• To be done: Write out the whole listing again, exactly.

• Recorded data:
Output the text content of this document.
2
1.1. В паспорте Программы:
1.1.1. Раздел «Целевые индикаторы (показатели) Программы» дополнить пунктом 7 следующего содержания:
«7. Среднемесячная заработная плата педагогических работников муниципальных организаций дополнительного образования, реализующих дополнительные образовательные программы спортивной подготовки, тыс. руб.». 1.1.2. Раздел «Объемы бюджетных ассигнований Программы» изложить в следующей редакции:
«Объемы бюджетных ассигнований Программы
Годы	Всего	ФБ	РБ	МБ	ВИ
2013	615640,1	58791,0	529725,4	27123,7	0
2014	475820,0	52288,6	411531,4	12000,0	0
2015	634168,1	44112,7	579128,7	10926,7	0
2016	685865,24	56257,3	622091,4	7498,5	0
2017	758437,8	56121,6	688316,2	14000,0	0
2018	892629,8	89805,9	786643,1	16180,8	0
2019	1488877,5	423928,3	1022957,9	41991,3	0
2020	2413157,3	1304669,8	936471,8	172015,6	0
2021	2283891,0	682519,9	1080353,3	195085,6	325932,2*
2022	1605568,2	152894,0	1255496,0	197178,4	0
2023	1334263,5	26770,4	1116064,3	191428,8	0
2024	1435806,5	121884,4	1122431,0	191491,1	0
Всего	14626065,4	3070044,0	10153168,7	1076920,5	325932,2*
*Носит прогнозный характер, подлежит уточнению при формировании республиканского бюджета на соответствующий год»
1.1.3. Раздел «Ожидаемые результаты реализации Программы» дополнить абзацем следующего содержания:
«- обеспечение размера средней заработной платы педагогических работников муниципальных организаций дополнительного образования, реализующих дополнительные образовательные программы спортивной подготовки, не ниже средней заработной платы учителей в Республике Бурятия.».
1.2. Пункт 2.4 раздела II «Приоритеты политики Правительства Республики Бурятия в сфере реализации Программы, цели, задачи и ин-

• The response:
Output the text content of this document.
2
1.1. В паспорте Программы:
1.1.1. Раздел «Целевые индикаторы (показатели) Программы» дополнить пунктом 7 следующего содержания:
«7. Среднемесячная заработная плата педагогических работников муниципальных организаций дополнительного образования, реализующих дополнительные образовательные программы спортивной подготовки, тыс. руб.». 1.1.2. Раздел «Объемы бюджетных ассигнований Программы» изложить в следующей редакции:
«Объемы бюджетных ассигнований Программы
Годы	Всего	ФБ	РБ	МБ	ВИ
2013	615640,1	58791,0	529725,4	27123,7	0
2014	475820,0	52288,6	411531,4	12000,0	0
2015	634168,1	44112,7	579128,7	10926,7	0
2016	685865,24	56257,3	622091,4	7498,5	0
2017	758437,8	56121,6	688316,2	14000,0	0
2018	892629,8	89805,9	786643,1	16180,8	0
2019	1488877,5	423928,3	1022957,9	41991,3	0
2020	2413157,3	1304669,8	936471,8	172015,6	0
2021	2283891,0	682519,9	1080353,3	195085,6	325932,2*
2022	1605568,2	152894,0	1255496,0	197178,4	0
2023	1334263,5	26770,4	1116064,3	191428,8	0
2024	1435806,5	121884,4	1122431,0	191491,1	0
Всего	14626065,4	3070044,0	10153168,7	1076920,5	325932,2*
*Носит прогнозный характер, подлежит уточнению при формировании республиканского бюджета на соответствующий год»
1.1.3. Раздел «Ожидаемые результаты реализации Программы» дополнить абзацем следующего содержания:
«- обеспечение размера средней заработной платы педагогических работников муниципальных организаций дополнительного образования, реализующих дополнительные образовательные программы спортивной подготовки, не ниже средней заработной платы учителей в Республике Бурятия.».
1.2. Пункт 2.4 раздела II «Приоритеты политики Правительства Республики Бурятия в сфере реализации Программы, цели, задачи и ин-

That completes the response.